--- begin Extracted data ---

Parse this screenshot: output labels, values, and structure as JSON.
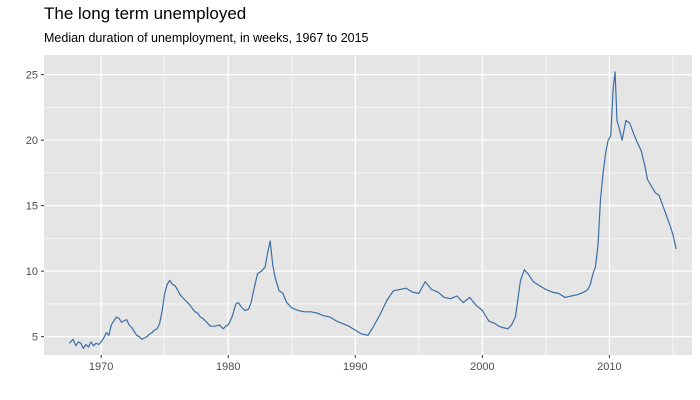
{
  "chart_data": {
    "type": "line",
    "title": "The long term unemployed",
    "subtitle": "Median duration of unemployment, in weeks, 1967 to 2015",
    "xlabel": "",
    "ylabel": "",
    "xlim": [
      1965.5,
      2016.5
    ],
    "ylim": [
      3.6,
      26.5
    ],
    "x_ticks": [
      1970,
      1980,
      1990,
      2000,
      2010
    ],
    "x_tick_labels": [
      "1970",
      "1980",
      "1990",
      "2000",
      "2010"
    ],
    "y_ticks": [
      5,
      10,
      15,
      20,
      25
    ],
    "y_tick_labels": [
      "5",
      "10",
      "15",
      "20",
      "25"
    ],
    "grid": true,
    "line_color": "#3b6ea5",
    "panel_color": "#e5e5e5",
    "grid_color": "#ffffff",
    "series": [
      {
        "x": [
          1967.5,
          1967.8,
          1968.0,
          1968.2,
          1968.4,
          1968.6,
          1968.8,
          1969.0,
          1969.2,
          1969.4,
          1969.6,
          1969.8,
          1970.0,
          1970.2,
          1970.4,
          1970.6,
          1970.8,
          1971.0,
          1971.2,
          1971.4,
          1971.6,
          1971.8,
          1972.0,
          1972.2,
          1972.4,
          1972.6,
          1972.8,
          1973.0,
          1973.2,
          1973.4,
          1973.6,
          1973.8,
          1974.0,
          1974.2,
          1974.4,
          1974.6,
          1974.8,
          1975.0,
          1975.2,
          1975.4,
          1975.6,
          1975.8,
          1976.0,
          1976.2,
          1976.4,
          1976.6,
          1976.8,
          1977.0,
          1977.2,
          1977.4,
          1977.6,
          1977.8,
          1978.0,
          1978.3,
          1978.6,
          1979.0,
          1979.3,
          1979.6,
          1979.8,
          1980.0,
          1980.3,
          1980.6,
          1980.8,
          1981.0,
          1981.3,
          1981.6,
          1981.8,
          1982.0,
          1982.3,
          1982.6,
          1982.9,
          1983.1,
          1983.3,
          1983.5,
          1983.7,
          1984.0,
          1984.3,
          1984.6,
          1985.0,
          1985.5,
          1986.0,
          1986.5,
          1987.0,
          1987.5,
          1988.0,
          1988.5,
          1989.0,
          1989.5,
          1990.0,
          1990.5,
          1991.0,
          1991.5,
          1992.0,
          1992.5,
          1993.0,
          1993.5,
          1994.0,
          1994.5,
          1995.0,
          1995.5,
          1996.0,
          1996.5,
          1997.0,
          1997.5,
          1998.0,
          1998.5,
          1999.0,
          1999.5,
          2000.0,
          2000.5,
          2001.0,
          2001.3,
          2001.6,
          2002.0,
          2002.3,
          2002.6,
          2003.0,
          2003.3,
          2003.6,
          2004.0,
          2004.5,
          2005.0,
          2005.5,
          2006.0,
          2006.5,
          2007.0,
          2007.5,
          2008.0,
          2008.3,
          2008.5,
          2008.7,
          2008.9,
          2009.1,
          2009.3,
          2009.5,
          2009.7,
          2009.9,
          2010.1,
          2010.3,
          2010.45,
          2010.6,
          2010.8,
          2011.0,
          2011.3,
          2011.6,
          2011.9,
          2012.2,
          2012.5,
          2012.8,
          2013.0,
          2013.3,
          2013.6,
          2013.9,
          2014.2,
          2014.5,
          2014.8,
          2015.0,
          2015.25
        ],
        "y": [
          4.5,
          4.8,
          4.3,
          4.6,
          4.5,
          4.1,
          4.4,
          4.2,
          4.6,
          4.3,
          4.5,
          4.4,
          4.6,
          4.9,
          5.3,
          5.1,
          5.9,
          6.2,
          6.5,
          6.4,
          6.1,
          6.2,
          6.3,
          5.9,
          5.7,
          5.4,
          5.1,
          5.0,
          4.8,
          4.9,
          5.0,
          5.2,
          5.3,
          5.5,
          5.6,
          6.0,
          7.0,
          8.3,
          9.0,
          9.3,
          9.0,
          8.9,
          8.6,
          8.2,
          8.0,
          7.8,
          7.6,
          7.4,
          7.1,
          6.9,
          6.8,
          6.5,
          6.4,
          6.1,
          5.8,
          5.8,
          5.9,
          5.6,
          5.8,
          5.9,
          6.5,
          7.5,
          7.6,
          7.3,
          7.0,
          7.1,
          7.6,
          8.5,
          9.8,
          10.0,
          10.3,
          11.4,
          12.3,
          10.5,
          9.5,
          8.5,
          8.3,
          7.6,
          7.2,
          7.0,
          6.9,
          6.9,
          6.8,
          6.6,
          6.5,
          6.2,
          6.0,
          5.8,
          5.5,
          5.2,
          5.1,
          5.9,
          6.8,
          7.8,
          8.5,
          8.6,
          8.7,
          8.4,
          8.3,
          9.2,
          8.6,
          8.4,
          8.0,
          7.9,
          8.1,
          7.6,
          8.0,
          7.4,
          7.0,
          6.2,
          6.0,
          5.8,
          5.7,
          5.6,
          5.9,
          6.5,
          9.3,
          10.1,
          9.8,
          9.2,
          8.9,
          8.6,
          8.4,
          8.3,
          8.0,
          8.1,
          8.2,
          8.4,
          8.6,
          9.0,
          9.8,
          10.3,
          12.0,
          15.5,
          17.5,
          19.0,
          20.0,
          20.3,
          24.0,
          25.2,
          21.5,
          20.8,
          20.0,
          21.5,
          21.3,
          20.5,
          19.8,
          19.2,
          18.0,
          17.0,
          16.5,
          16.0,
          15.8,
          15.0,
          14.2,
          13.4,
          12.8,
          11.7
        ]
      }
    ]
  }
}
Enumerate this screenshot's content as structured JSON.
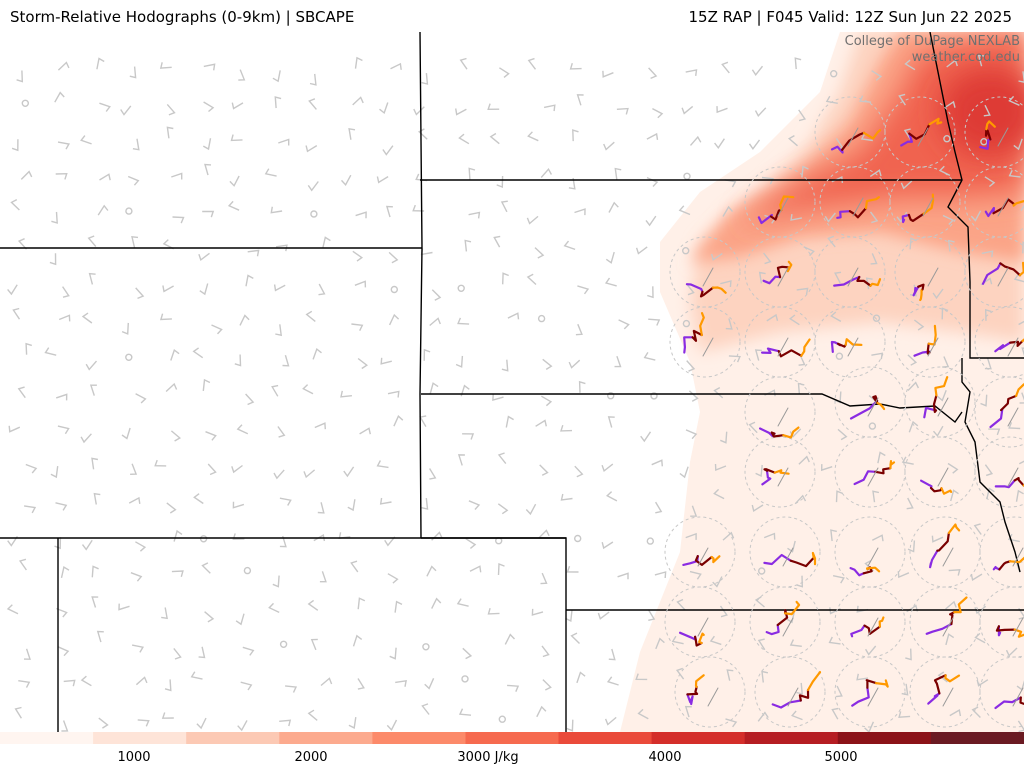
{
  "header": {
    "title_left": "Storm-Relative Hodographs (0-9km) | SBCAPE",
    "title_right": "15Z RAP | F045 Valid: 12Z Sun Jun 22 2025"
  },
  "credit": {
    "line1": "College of DuPage NEXLAB",
    "line2": "weather.cod.edu"
  },
  "colorbar": {
    "unit_label": "3000 J/kg",
    "ticks": [
      "1000",
      "2000",
      "3000 J/kg",
      "4000",
      "5000"
    ],
    "colors": [
      "#fff5f0",
      "#fee4d8",
      "#fcc9b4",
      "#fcaa8e",
      "#fc8a6a",
      "#f66a4f",
      "#ea4a3a",
      "#d42e2a",
      "#b51d22",
      "#8b1218",
      "#6a1a22"
    ]
  },
  "legend_colors": {
    "hodo_0_3km": "#7a0000",
    "hodo_3_6km": "#ff9900",
    "hodo_6_9km": "#8a2be2",
    "boundary": "#000000",
    "wind_barb": "#c8c8c8"
  }
}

--- end Extracted data ---

▶ Your task
Could you reproduce every record above exactly, leaving out the pictures?

▶ Result of this exercise
Parse this screenshot: output labels, values, and structure as JSON.
{
  "chart_data": {
    "type": "line",
    "title": "The long term unemployed",
    "subtitle": "Median duration of unemployment, in weeks, 1967 to 2015",
    "xlabel": "",
    "ylabel": "",
    "xlim": [
      1965.5,
      2016.5
    ],
    "ylim": [
      3.6,
      26.5
    ],
    "x_ticks": [
      1970,
      1980,
      1990,
      2000,
      2010
    ],
    "x_tick_labels": [
      "1970",
      "1980",
      "1990",
      "2000",
      "2010"
    ],
    "y_ticks": [
      5,
      10,
      15,
      20,
      25
    ],
    "y_tick_labels": [
      "5",
      "10",
      "15",
      "20",
      "25"
    ],
    "grid": true,
    "line_color": "#3b6ea5",
    "panel_color": "#e5e5e5",
    "grid_color": "#ffffff",
    "series": [
      {
        "x": [
          1967.5,
          1967.8,
          1968.0,
          1968.2,
          1968.4,
          1968.6,
          1968.8,
          1969.0,
          1969.2,
          1969.4,
          1969.6,
          1969.8,
          1970.0,
          1970.2,
          1970.4,
          1970.6,
          1970.8,
          1971.0,
          1971.2,
          1971.4,
          1971.6,
          1971.8,
          1972.0,
          1972.2,
          1972.4,
          1972.6,
          1972.8,
          1973.0,
          1973.2,
          1973.4,
          1973.6,
          1973.8,
          1974.0,
          1974.2,
          1974.4,
          1974.6,
          1974.8,
          1975.0,
          1975.2,
          1975.4,
          1975.6,
          1975.8,
          1976.0,
          1976.2,
          1976.4,
          1976.6,
          1976.8,
          1977.0,
          1977.2,
          1977.4,
          1977.6,
          1977.8,
          1978.0,
          1978.3,
          1978.6,
          1979.0,
          1979.3,
          1979.6,
          1979.8,
          1980.0,
          1980.3,
          1980.6,
          1980.8,
          1981.0,
          1981.3,
          1981.6,
          1981.8,
          1982.0,
          1982.3,
          1982.6,
          1982.9,
          1983.1,
          1983.3,
          1983.5,
          1983.7,
          1984.0,
          1984.3,
          1984.6,
          1985.0,
          1985.5,
          1986.0,
          1986.5,
          1987.0,
          1987.5,
          1988.0,
          1988.5,
          1989.0,
          1989.5,
          1990.0,
          1990.5,
          1991.0,
          1991.5,
          1992.0,
          1992.5,
          1993.0,
          1993.5,
          1994.0,
          1994.5,
          1995.0,
          1995.5,
          1996.0,
          1996.5,
          1997.0,
          1997.5,
          1998.0,
          1998.5,
          1999.0,
          1999.5,
          2000.0,
          2000.5,
          2001.0,
          2001.3,
          2001.6,
          2002.0,
          2002.3,
          2002.6,
          2003.0,
          2003.3,
          2003.6,
          2004.0,
          2004.5,
          2005.0,
          2005.5,
          2006.0,
          2006.5,
          2007.0,
          2007.5,
          2008.0,
          2008.3,
          2008.5,
          2008.7,
          2008.9,
          2009.1,
          2009.3,
          2009.5,
          2009.7,
          2009.9,
          2010.1,
          2010.3,
          2010.45,
          2010.6,
          2010.8,
          2011.0,
          2011.3,
          2011.6,
          2011.9,
          2012.2,
          2012.5,
          2012.8,
          2013.0,
          2013.3,
          2013.6,
          2013.9,
          2014.2,
          2014.5,
          2014.8,
          2015.0,
          2015.25
        ],
        "y": [
          4.5,
          4.8,
          4.3,
          4.6,
          4.5,
          4.1,
          4.4,
          4.2,
          4.6,
          4.3,
          4.5,
          4.4,
          4.6,
          4.9,
          5.3,
          5.1,
          5.9,
          6.2,
          6.5,
          6.4,
          6.1,
          6.2,
          6.3,
          5.9,
          5.7,
          5.4,
          5.1,
          5.0,
          4.8,
          4.9,
          5.0,
          5.2,
          5.3,
          5.5,
          5.6,
          6.0,
          7.0,
          8.3,
          9.0,
          9.3,
          9.0,
          8.9,
          8.6,
          8.2,
          8.0,
          7.8,
          7.6,
          7.4,
          7.1,
          6.9,
          6.8,
          6.5,
          6.4,
          6.1,
          5.8,
          5.8,
          5.9,
          5.6,
          5.8,
          5.9,
          6.5,
          7.5,
          7.6,
          7.3,
          7.0,
          7.1,
          7.6,
          8.5,
          9.8,
          10.0,
          10.3,
          11.4,
          12.3,
          10.5,
          9.5,
          8.5,
          8.3,
          7.6,
          7.2,
          7.0,
          6.9,
          6.9,
          6.8,
          6.6,
          6.5,
          6.2,
          6.0,
          5.8,
          5.5,
          5.2,
          5.1,
          5.9,
          6.8,
          7.8,
          8.5,
          8.6,
          8.7,
          8.4,
          8.3,
          9.2,
          8.6,
          8.4,
          8.0,
          7.9,
          8.1,
          7.6,
          8.0,
          7.4,
          7.0,
          6.2,
          6.0,
          5.8,
          5.7,
          5.6,
          5.9,
          6.5,
          9.3,
          10.1,
          9.8,
          9.2,
          8.9,
          8.6,
          8.4,
          8.3,
          8.0,
          8.1,
          8.2,
          8.4,
          8.6,
          9.0,
          9.8,
          10.3,
          12.0,
          15.5,
          17.5,
          19.0,
          20.0,
          20.3,
          24.0,
          25.2,
          21.5,
          20.8,
          20.0,
          21.5,
          21.3,
          20.5,
          19.8,
          19.2,
          18.0,
          17.0,
          16.5,
          16.0,
          15.8,
          15.0,
          14.2,
          13.4,
          12.8,
          11.7
        ]
      }
    ]
  }
}
Enumerate this screenshot's content as structured JSON.
{
  "header": {
    "title_left": "Storm-Relative Hodographs (0-9km) | SBCAPE",
    "title_right": "15Z RAP | F045 Valid: 12Z Sun Jun 22 2025"
  },
  "credit": {
    "line1": "College of DuPage NEXLAB",
    "line2": "weather.cod.edu"
  },
  "colorbar": {
    "unit_label": "3000 J/kg",
    "ticks": [
      "1000",
      "2000",
      "3000 J/kg",
      "4000",
      "5000"
    ],
    "colors": [
      "#fff5f0",
      "#fee4d8",
      "#fcc9b4",
      "#fcaa8e",
      "#fc8a6a",
      "#f66a4f",
      "#ea4a3a",
      "#d42e2a",
      "#b51d22",
      "#8b1218",
      "#6a1a22"
    ]
  },
  "legend_colors": {
    "hodo_0_3km": "#7a0000",
    "hodo_3_6km": "#ff9900",
    "hodo_6_9km": "#8a2be2",
    "boundary": "#000000",
    "wind_barb": "#c8c8c8"
  }
}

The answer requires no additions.